-- START OF LISTED RECORDS --

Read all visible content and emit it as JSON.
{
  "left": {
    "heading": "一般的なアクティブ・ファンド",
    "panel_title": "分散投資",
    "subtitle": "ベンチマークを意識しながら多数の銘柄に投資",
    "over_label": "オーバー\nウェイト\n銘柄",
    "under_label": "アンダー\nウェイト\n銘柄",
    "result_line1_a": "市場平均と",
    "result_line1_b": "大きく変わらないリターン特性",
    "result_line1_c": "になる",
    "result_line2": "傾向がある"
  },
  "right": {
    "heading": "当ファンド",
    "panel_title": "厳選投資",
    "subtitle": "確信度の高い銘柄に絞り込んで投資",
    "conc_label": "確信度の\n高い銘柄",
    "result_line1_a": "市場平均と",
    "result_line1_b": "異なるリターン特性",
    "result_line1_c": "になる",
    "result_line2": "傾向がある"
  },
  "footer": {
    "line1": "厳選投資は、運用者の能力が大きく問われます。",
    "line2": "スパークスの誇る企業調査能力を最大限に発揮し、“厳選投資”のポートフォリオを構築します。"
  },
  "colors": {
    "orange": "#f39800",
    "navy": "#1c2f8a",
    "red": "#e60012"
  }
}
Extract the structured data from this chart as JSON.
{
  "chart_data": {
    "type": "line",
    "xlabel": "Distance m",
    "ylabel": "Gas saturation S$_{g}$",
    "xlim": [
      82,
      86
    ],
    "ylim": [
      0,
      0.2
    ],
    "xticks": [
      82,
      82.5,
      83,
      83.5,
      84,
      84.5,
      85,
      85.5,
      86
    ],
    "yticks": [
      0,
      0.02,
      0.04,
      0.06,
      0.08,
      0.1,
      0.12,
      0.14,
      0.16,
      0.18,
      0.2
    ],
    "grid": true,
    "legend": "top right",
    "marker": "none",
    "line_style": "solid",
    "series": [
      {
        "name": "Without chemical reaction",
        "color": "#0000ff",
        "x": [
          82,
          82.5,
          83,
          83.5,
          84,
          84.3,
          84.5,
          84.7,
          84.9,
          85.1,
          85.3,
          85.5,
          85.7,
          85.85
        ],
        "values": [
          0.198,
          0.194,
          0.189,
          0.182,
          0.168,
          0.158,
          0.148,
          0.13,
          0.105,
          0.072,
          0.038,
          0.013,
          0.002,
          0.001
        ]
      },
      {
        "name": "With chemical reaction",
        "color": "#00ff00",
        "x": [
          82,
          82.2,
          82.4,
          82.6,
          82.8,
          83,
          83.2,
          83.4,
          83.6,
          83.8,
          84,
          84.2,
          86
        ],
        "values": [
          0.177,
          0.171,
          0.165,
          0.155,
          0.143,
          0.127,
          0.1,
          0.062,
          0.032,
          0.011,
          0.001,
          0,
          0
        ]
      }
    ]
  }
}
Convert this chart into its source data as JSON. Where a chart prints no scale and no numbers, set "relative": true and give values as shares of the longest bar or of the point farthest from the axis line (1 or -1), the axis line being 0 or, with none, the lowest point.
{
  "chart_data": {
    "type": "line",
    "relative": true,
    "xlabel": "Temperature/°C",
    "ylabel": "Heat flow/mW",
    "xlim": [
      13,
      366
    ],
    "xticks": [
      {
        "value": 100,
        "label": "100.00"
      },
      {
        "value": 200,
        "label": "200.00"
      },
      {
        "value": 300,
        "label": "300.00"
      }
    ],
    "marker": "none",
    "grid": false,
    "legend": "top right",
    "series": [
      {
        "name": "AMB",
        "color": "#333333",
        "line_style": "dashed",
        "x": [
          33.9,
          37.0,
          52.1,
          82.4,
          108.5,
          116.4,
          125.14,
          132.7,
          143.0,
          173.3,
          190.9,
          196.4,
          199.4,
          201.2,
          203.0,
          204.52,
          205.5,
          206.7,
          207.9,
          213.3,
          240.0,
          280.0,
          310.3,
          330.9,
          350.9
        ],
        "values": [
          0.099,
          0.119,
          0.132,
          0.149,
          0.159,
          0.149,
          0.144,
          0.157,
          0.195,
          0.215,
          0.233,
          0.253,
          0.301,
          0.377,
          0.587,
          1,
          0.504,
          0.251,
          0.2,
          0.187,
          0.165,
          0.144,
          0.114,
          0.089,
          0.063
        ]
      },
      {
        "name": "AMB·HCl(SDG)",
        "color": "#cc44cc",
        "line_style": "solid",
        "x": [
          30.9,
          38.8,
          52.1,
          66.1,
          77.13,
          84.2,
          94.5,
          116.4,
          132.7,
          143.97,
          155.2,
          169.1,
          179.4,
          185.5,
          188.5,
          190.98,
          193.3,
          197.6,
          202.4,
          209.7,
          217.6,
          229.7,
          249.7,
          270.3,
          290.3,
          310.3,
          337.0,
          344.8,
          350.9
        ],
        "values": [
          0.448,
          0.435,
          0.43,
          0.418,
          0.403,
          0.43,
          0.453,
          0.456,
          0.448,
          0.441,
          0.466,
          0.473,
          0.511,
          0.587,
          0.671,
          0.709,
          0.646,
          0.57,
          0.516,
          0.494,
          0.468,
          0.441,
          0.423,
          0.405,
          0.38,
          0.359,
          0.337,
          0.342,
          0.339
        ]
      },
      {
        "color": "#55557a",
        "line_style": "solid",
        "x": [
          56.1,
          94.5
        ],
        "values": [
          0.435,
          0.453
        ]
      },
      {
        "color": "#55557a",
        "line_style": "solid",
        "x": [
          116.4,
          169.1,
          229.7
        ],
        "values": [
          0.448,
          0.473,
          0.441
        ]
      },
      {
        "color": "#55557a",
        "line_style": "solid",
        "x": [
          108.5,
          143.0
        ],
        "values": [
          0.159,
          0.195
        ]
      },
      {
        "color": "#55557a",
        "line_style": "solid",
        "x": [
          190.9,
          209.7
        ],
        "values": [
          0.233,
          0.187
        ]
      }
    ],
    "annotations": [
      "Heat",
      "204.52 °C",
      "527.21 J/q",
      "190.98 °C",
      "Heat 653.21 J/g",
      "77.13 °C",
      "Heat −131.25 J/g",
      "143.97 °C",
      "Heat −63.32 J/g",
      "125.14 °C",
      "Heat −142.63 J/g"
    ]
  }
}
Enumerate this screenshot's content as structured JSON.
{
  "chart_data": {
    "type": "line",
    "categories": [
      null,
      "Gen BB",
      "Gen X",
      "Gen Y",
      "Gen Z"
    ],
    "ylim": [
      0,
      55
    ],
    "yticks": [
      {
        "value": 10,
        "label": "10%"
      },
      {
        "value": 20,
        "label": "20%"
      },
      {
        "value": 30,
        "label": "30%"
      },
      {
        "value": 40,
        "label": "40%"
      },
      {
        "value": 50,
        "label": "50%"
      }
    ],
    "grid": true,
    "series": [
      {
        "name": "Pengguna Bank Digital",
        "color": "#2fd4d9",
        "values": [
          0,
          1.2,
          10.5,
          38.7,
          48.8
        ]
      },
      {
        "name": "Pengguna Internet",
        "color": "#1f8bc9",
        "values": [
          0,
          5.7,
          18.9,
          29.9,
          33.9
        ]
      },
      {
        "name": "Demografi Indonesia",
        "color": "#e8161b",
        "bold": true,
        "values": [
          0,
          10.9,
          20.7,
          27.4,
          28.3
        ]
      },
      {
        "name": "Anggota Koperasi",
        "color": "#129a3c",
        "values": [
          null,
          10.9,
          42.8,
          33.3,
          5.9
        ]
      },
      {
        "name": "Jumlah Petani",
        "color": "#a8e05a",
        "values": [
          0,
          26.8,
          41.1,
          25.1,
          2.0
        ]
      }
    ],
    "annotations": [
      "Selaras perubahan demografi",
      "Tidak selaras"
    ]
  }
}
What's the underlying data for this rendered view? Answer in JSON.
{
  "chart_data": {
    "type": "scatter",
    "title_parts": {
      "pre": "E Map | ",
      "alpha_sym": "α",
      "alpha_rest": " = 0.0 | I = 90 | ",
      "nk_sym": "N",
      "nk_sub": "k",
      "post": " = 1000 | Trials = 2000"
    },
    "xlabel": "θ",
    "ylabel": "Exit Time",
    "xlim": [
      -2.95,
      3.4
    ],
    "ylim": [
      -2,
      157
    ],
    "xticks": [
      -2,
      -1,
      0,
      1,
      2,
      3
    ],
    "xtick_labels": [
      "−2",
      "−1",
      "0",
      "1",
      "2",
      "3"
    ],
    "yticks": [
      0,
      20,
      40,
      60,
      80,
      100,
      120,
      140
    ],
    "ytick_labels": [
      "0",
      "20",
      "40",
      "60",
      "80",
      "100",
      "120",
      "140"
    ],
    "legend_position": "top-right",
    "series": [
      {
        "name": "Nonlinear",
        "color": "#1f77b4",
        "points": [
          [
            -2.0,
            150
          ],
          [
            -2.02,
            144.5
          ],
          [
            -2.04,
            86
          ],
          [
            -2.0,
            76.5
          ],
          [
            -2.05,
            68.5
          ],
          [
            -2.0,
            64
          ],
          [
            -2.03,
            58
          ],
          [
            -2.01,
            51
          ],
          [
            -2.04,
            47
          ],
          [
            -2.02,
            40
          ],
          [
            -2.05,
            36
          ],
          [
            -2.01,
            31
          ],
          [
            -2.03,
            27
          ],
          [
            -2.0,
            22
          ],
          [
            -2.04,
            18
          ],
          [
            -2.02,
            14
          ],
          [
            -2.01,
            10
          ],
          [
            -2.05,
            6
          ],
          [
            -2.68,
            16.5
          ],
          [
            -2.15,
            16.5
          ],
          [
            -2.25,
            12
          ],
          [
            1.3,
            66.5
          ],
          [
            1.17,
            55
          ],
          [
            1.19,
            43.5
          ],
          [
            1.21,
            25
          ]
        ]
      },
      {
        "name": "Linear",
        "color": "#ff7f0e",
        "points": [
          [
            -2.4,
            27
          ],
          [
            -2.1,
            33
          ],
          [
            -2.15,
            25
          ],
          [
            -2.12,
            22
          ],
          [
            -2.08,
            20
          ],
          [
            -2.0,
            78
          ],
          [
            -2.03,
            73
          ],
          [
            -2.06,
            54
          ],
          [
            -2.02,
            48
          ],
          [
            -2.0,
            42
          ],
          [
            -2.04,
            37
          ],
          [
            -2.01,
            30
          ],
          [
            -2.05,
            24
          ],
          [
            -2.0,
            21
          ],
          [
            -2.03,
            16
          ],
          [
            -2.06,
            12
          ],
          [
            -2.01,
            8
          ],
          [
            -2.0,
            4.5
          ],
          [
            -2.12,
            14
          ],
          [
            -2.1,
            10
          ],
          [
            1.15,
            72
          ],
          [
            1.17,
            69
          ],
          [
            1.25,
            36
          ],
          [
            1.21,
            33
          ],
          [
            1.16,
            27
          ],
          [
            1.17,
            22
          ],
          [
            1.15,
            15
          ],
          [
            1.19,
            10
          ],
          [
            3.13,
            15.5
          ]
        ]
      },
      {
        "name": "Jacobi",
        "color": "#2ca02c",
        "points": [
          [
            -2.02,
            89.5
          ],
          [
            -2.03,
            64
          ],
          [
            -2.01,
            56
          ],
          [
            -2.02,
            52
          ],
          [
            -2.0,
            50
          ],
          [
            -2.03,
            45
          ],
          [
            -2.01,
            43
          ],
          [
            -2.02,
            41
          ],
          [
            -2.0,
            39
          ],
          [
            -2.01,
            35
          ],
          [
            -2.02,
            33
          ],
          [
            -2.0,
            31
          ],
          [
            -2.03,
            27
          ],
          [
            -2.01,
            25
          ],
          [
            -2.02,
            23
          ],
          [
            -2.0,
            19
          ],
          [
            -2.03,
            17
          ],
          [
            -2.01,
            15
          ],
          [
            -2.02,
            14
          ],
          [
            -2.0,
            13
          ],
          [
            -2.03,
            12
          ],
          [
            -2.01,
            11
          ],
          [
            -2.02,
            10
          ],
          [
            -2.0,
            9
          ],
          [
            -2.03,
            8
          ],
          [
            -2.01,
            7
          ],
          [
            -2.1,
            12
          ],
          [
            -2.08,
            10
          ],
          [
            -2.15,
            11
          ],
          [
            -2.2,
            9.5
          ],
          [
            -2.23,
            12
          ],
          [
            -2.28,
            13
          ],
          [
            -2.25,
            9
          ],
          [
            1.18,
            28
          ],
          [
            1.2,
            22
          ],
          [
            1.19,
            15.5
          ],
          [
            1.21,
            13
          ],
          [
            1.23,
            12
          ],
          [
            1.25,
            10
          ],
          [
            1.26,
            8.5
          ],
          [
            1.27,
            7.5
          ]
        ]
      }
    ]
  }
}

-- END OF LISTED RECORDS --

*WHAT IS ASKED:*
Among the entries above, how many lines hold the word "relative"? Reply with only that number.

*FULL OUTPUT:*
2